» **Exercise brief**:
Reproduce every record below exactly as written, but leave out any pictures.

Recorded data
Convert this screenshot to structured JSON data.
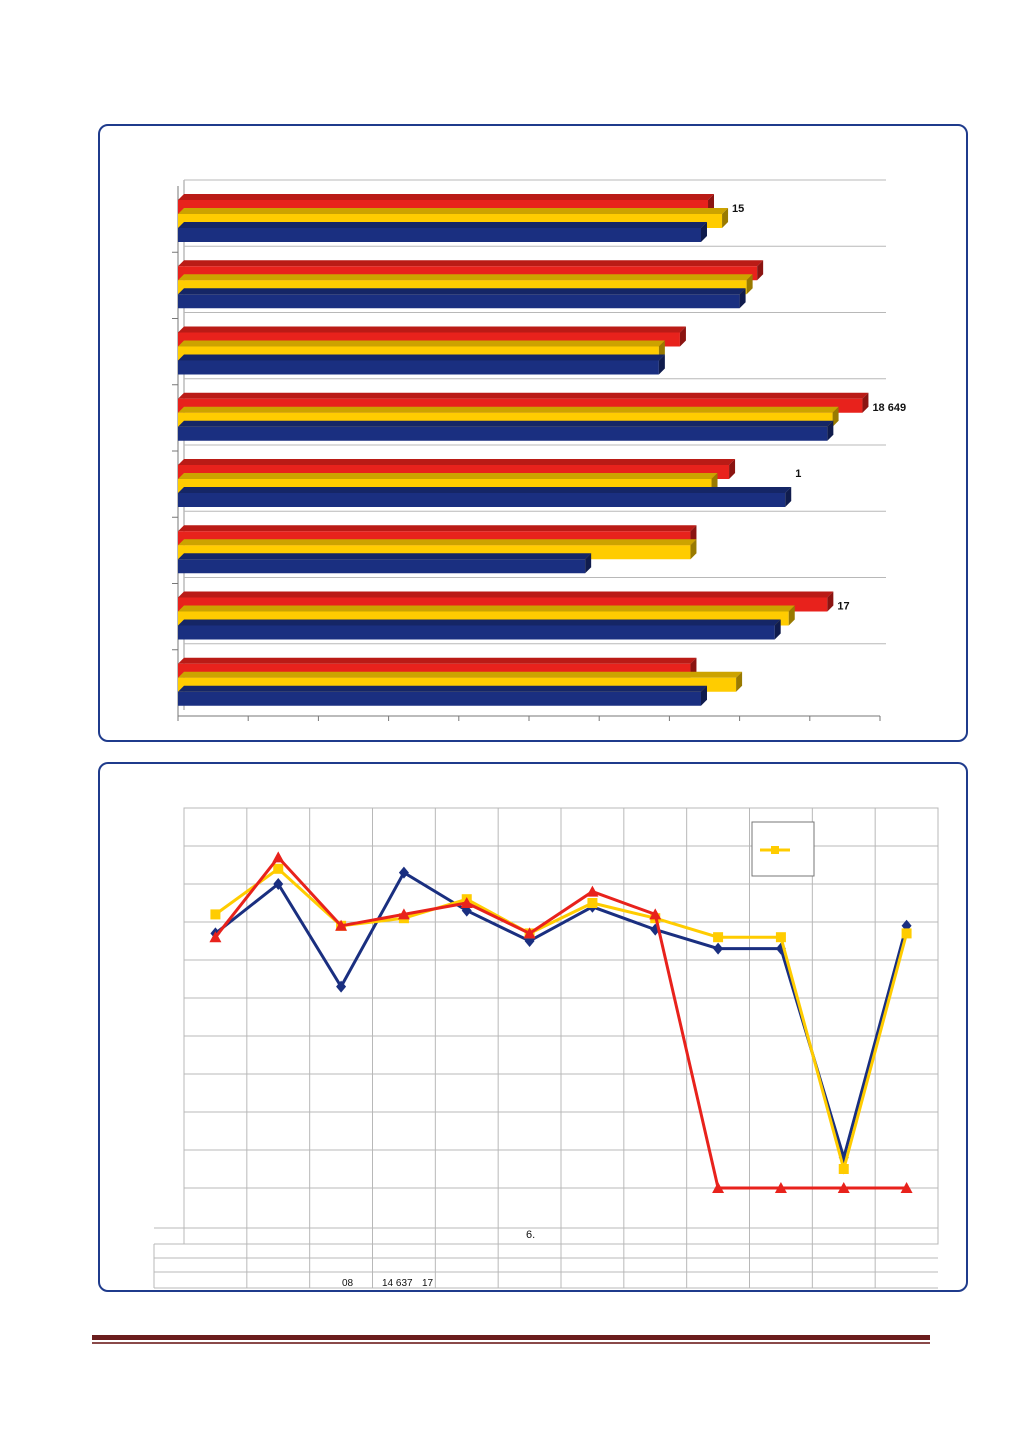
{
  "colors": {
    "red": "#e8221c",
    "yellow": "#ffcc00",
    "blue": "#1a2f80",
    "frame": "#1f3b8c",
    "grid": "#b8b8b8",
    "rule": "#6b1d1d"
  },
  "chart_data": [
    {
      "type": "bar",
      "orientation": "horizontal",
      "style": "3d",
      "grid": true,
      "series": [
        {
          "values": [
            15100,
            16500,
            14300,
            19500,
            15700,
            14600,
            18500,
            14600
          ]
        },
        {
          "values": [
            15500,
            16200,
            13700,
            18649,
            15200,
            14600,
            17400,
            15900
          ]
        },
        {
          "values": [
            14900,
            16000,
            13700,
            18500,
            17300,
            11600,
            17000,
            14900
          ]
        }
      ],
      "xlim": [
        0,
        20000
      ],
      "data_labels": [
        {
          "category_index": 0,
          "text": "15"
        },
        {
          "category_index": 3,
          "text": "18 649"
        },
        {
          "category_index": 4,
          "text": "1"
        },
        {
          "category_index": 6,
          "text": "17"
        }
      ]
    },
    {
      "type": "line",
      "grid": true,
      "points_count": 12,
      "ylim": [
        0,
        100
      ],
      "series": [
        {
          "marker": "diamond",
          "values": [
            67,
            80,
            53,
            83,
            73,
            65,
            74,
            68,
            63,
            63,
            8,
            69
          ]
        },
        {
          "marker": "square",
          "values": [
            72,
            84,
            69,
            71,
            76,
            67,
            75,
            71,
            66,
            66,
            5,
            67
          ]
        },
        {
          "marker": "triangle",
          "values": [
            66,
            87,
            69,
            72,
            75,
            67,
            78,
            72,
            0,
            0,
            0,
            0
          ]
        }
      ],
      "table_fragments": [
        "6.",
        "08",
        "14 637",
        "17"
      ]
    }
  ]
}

» **Result**:
Convert this screenshot to structured JSON data.
{
  "colors": {
    "red": "#e8221c",
    "yellow": "#ffcc00",
    "blue": "#1a2f80",
    "frame": "#1f3b8c",
    "grid": "#b8b8b8",
    "rule": "#6b1d1d"
  },
  "chart_data": [
    {
      "type": "bar",
      "orientation": "horizontal",
      "style": "3d",
      "grid": true,
      "series": [
        {
          "values": [
            15100,
            16500,
            14300,
            19500,
            15700,
            14600,
            18500,
            14600
          ]
        },
        {
          "values": [
            15500,
            16200,
            13700,
            18649,
            15200,
            14600,
            17400,
            15900
          ]
        },
        {
          "values": [
            14900,
            16000,
            13700,
            18500,
            17300,
            11600,
            17000,
            14900
          ]
        }
      ],
      "xlim": [
        0,
        20000
      ],
      "data_labels": [
        {
          "category_index": 0,
          "text": "15"
        },
        {
          "category_index": 3,
          "text": "18 649"
        },
        {
          "category_index": 4,
          "text": "1"
        },
        {
          "category_index": 6,
          "text": "17"
        }
      ]
    },
    {
      "type": "line",
      "grid": true,
      "points_count": 12,
      "ylim": [
        0,
        100
      ],
      "series": [
        {
          "marker": "diamond",
          "values": [
            67,
            80,
            53,
            83,
            73,
            65,
            74,
            68,
            63,
            63,
            8,
            69
          ]
        },
        {
          "marker": "square",
          "values": [
            72,
            84,
            69,
            71,
            76,
            67,
            75,
            71,
            66,
            66,
            5,
            67
          ]
        },
        {
          "marker": "triangle",
          "values": [
            66,
            87,
            69,
            72,
            75,
            67,
            78,
            72,
            0,
            0,
            0,
            0
          ]
        }
      ],
      "table_fragments": [
        "6.",
        "08",
        "14 637",
        "17"
      ]
    }
  ]
}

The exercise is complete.